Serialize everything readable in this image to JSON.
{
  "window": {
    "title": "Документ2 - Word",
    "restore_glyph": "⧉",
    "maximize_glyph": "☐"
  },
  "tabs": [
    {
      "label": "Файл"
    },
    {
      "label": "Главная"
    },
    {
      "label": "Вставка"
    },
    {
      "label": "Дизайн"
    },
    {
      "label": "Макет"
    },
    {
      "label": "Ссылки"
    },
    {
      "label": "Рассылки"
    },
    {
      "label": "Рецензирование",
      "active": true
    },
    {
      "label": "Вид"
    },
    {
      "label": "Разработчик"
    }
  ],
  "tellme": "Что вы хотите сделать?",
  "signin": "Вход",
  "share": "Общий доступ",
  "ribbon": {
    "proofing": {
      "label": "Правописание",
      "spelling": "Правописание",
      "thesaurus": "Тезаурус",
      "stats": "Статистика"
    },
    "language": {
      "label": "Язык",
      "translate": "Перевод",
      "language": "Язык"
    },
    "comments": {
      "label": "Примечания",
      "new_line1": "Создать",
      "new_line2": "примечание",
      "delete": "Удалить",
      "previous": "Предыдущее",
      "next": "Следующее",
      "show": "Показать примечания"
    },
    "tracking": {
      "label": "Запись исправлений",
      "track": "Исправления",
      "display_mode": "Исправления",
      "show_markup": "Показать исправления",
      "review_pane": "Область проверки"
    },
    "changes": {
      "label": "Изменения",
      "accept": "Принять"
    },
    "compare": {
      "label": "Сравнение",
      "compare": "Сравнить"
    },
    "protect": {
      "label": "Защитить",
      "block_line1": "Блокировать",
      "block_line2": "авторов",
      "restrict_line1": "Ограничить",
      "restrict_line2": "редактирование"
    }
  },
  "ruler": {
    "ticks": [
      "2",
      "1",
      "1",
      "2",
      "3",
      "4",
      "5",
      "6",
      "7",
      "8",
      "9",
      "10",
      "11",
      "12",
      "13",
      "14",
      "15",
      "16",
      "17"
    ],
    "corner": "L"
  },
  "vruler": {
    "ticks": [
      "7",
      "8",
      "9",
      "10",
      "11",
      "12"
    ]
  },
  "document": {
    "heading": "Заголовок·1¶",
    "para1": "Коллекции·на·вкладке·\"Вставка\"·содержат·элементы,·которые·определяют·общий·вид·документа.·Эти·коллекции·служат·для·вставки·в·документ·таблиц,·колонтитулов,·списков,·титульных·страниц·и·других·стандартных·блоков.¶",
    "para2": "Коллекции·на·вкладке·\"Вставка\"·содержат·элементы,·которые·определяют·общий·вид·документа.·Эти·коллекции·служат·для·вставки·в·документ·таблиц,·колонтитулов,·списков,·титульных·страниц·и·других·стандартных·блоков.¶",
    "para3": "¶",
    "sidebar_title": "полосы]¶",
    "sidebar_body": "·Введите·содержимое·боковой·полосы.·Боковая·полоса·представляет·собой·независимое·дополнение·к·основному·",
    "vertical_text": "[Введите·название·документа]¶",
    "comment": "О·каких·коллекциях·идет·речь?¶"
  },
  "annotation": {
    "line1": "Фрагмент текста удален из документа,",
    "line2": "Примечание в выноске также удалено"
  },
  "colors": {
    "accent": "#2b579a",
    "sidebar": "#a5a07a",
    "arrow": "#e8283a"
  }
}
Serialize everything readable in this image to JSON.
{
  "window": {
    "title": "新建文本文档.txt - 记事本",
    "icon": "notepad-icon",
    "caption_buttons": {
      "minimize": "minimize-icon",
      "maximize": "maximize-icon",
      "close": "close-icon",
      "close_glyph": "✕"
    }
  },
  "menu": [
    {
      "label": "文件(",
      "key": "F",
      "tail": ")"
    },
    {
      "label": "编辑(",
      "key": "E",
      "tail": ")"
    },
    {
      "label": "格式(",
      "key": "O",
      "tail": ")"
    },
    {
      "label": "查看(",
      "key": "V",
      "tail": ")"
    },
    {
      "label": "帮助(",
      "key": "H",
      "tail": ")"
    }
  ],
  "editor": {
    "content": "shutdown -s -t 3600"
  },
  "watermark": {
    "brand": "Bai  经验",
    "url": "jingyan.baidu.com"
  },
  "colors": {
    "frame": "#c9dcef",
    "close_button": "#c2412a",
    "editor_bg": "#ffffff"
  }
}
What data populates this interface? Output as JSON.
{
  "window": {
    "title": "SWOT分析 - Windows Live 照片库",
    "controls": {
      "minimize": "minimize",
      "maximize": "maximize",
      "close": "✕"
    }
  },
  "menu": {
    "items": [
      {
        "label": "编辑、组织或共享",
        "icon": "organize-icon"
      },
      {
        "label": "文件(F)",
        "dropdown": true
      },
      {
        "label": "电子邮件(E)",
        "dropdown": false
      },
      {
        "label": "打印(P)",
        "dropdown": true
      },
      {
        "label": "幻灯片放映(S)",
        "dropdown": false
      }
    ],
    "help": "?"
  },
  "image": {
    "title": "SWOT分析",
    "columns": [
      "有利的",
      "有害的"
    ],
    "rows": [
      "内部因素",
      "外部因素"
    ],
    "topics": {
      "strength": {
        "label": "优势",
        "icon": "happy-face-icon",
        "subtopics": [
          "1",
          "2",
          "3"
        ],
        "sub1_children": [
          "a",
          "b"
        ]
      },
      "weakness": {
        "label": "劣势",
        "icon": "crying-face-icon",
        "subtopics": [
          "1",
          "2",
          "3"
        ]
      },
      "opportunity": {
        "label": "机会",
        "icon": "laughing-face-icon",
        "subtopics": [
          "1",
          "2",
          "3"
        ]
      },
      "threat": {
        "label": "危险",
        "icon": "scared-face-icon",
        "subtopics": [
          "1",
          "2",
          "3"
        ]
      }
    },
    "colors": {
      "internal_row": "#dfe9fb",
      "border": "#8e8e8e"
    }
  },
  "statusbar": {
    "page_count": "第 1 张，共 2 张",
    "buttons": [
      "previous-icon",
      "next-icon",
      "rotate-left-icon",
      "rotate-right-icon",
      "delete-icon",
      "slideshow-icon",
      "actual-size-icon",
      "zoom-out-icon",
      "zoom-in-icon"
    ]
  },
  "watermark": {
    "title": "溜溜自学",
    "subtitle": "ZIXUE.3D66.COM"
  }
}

## INSTRUCTIONS FOR THE TASK
Go through the listing above and restate it word for word.

## WORKED SOLUTION
Serialize everything readable in this image to JSON.
{
  "window": {
    "title": "Документ2 - Word",
    "restore_glyph": "⧉",
    "maximize_glyph": "☐"
  },
  "tabs": [
    {
      "label": "Файл"
    },
    {
      "label": "Главная"
    },
    {
      "label": "Вставка"
    },
    {
      "label": "Дизайн"
    },
    {
      "label": "Макет"
    },
    {
      "label": "Ссылки"
    },
    {
      "label": "Рассылки"
    },
    {
      "label": "Рецензирование",
      "active": true
    },
    {
      "label": "Вид"
    },
    {
      "label": "Разработчик"
    }
  ],
  "tellme": "Что вы хотите сделать?",
  "signin": "Вход",
  "share": "Общий доступ",
  "ribbon": {
    "proofing": {
      "label": "Правописание",
      "spelling": "Правописание",
      "thesaurus": "Тезаурус",
      "stats": "Статистика"
    },
    "language": {
      "label": "Язык",
      "translate": "Перевод",
      "language": "Язык"
    },
    "comments": {
      "label": "Примечания",
      "new_line1": "Создать",
      "new_line2": "примечание",
      "delete": "Удалить",
      "previous": "Предыдущее",
      "next": "Следующее",
      "show": "Показать примечания"
    },
    "tracking": {
      "label": "Запись исправлений",
      "track": "Исправления",
      "display_mode": "Исправления",
      "show_markup": "Показать исправления",
      "review_pane": "Область проверки"
    },
    "changes": {
      "label": "Изменения",
      "accept": "Принять"
    },
    "compare": {
      "label": "Сравнение",
      "compare": "Сравнить"
    },
    "protect": {
      "label": "Защитить",
      "block_line1": "Блокировать",
      "block_line2": "авторов",
      "restrict_line1": "Ограничить",
      "restrict_line2": "редактирование"
    }
  },
  "ruler": {
    "ticks": [
      "2",
      "1",
      "1",
      "2",
      "3",
      "4",
      "5",
      "6",
      "7",
      "8",
      "9",
      "10",
      "11",
      "12",
      "13",
      "14",
      "15",
      "16",
      "17"
    ],
    "corner": "L"
  },
  "vruler": {
    "ticks": [
      "7",
      "8",
      "9",
      "10",
      "11",
      "12"
    ]
  },
  "document": {
    "heading": "Заголовок·1¶",
    "para1": "Коллекции·на·вкладке·\"Вставка\"·содержат·элементы,·которые·определяют·общий·вид·документа.·Эти·коллекции·служат·для·вставки·в·документ·таблиц,·колонтитулов,·списков,·титульных·страниц·и·других·стандартных·блоков.¶",
    "para2": "Коллекции·на·вкладке·\"Вставка\"·содержат·элементы,·которые·определяют·общий·вид·документа.·Эти·коллекции·служат·для·вставки·в·документ·таблиц,·колонтитулов,·списков,·титульных·страниц·и·других·стандартных·блоков.¶",
    "para3": "¶",
    "sidebar_title": "полосы]¶",
    "sidebar_body": "·Введите·содержимое·боковой·полосы.·Боковая·полоса·представляет·собой·независимое·дополнение·к·основному·",
    "vertical_text": "[Введите·название·документа]¶",
    "comment": "О·каких·коллекциях·идет·речь?¶"
  },
  "annotation": {
    "line1": "Фрагмент текста удален из документа,",
    "line2": "Примечание в выноске также удалено"
  },
  "colors": {
    "accent": "#2b579a",
    "sidebar": "#a5a07a",
    "arrow": "#e8283a"
  }
}
Serialize everything readable in this image to JSON.
{
  "window": {
    "title": "新建文本文档.txt - 记事本",
    "icon": "notepad-icon",
    "caption_buttons": {
      "minimize": "minimize-icon",
      "maximize": "maximize-icon",
      "close": "close-icon",
      "close_glyph": "✕"
    }
  },
  "menu": [
    {
      "label": "文件(",
      "key": "F",
      "tail": ")"
    },
    {
      "label": "编辑(",
      "key": "E",
      "tail": ")"
    },
    {
      "label": "格式(",
      "key": "O",
      "tail": ")"
    },
    {
      "label": "查看(",
      "key": "V",
      "tail": ")"
    },
    {
      "label": "帮助(",
      "key": "H",
      "tail": ")"
    }
  ],
  "editor": {
    "content": "shutdown -s -t 3600"
  },
  "watermark": {
    "brand": "Bai  经验",
    "url": "jingyan.baidu.com"
  },
  "colors": {
    "frame": "#c9dcef",
    "close_button": "#c2412a",
    "editor_bg": "#ffffff"
  }
}
What data populates this interface? Output as JSON.
{
  "window": {
    "title": "SWOT分析 - Windows Live 照片库",
    "controls": {
      "minimize": "minimize",
      "maximize": "maximize",
      "close": "✕"
    }
  },
  "menu": {
    "items": [
      {
        "label": "编辑、组织或共享",
        "icon": "organize-icon"
      },
      {
        "label": "文件(F)",
        "dropdown": true
      },
      {
        "label": "电子邮件(E)",
        "dropdown": false
      },
      {
        "label": "打印(P)",
        "dropdown": true
      },
      {
        "label": "幻灯片放映(S)",
        "dropdown": false
      }
    ],
    "help": "?"
  },
  "image": {
    "title": "SWOT分析",
    "columns": [
      "有利的",
      "有害的"
    ],
    "rows": [
      "内部因素",
      "外部因素"
    ],
    "topics": {
      "strength": {
        "label": "优势",
        "icon": "happy-face-icon",
        "subtopics": [
          "1",
          "2",
          "3"
        ],
        "sub1_children": [
          "a",
          "b"
        ]
      },
      "weakness": {
        "label": "劣势",
        "icon": "crying-face-icon",
        "subtopics": [
          "1",
          "2",
          "3"
        ]
      },
      "opportunity": {
        "label": "机会",
        "icon": "laughing-face-icon",
        "subtopics": [
          "1",
          "2",
          "3"
        ]
      },
      "threat": {
        "label": "危险",
        "icon": "scared-face-icon",
        "subtopics": [
          "1",
          "2",
          "3"
        ]
      }
    },
    "colors": {
      "internal_row": "#dfe9fb",
      "border": "#8e8e8e"
    }
  },
  "statusbar": {
    "page_count": "第 1 张，共 2 张",
    "buttons": [
      "previous-icon",
      "next-icon",
      "rotate-left-icon",
      "rotate-right-icon",
      "delete-icon",
      "slideshow-icon",
      "actual-size-icon",
      "zoom-out-icon",
      "zoom-in-icon"
    ]
  },
  "watermark": {
    "title": "溜溜自学",
    "subtitle": "ZIXUE.3D66.COM"
  }
}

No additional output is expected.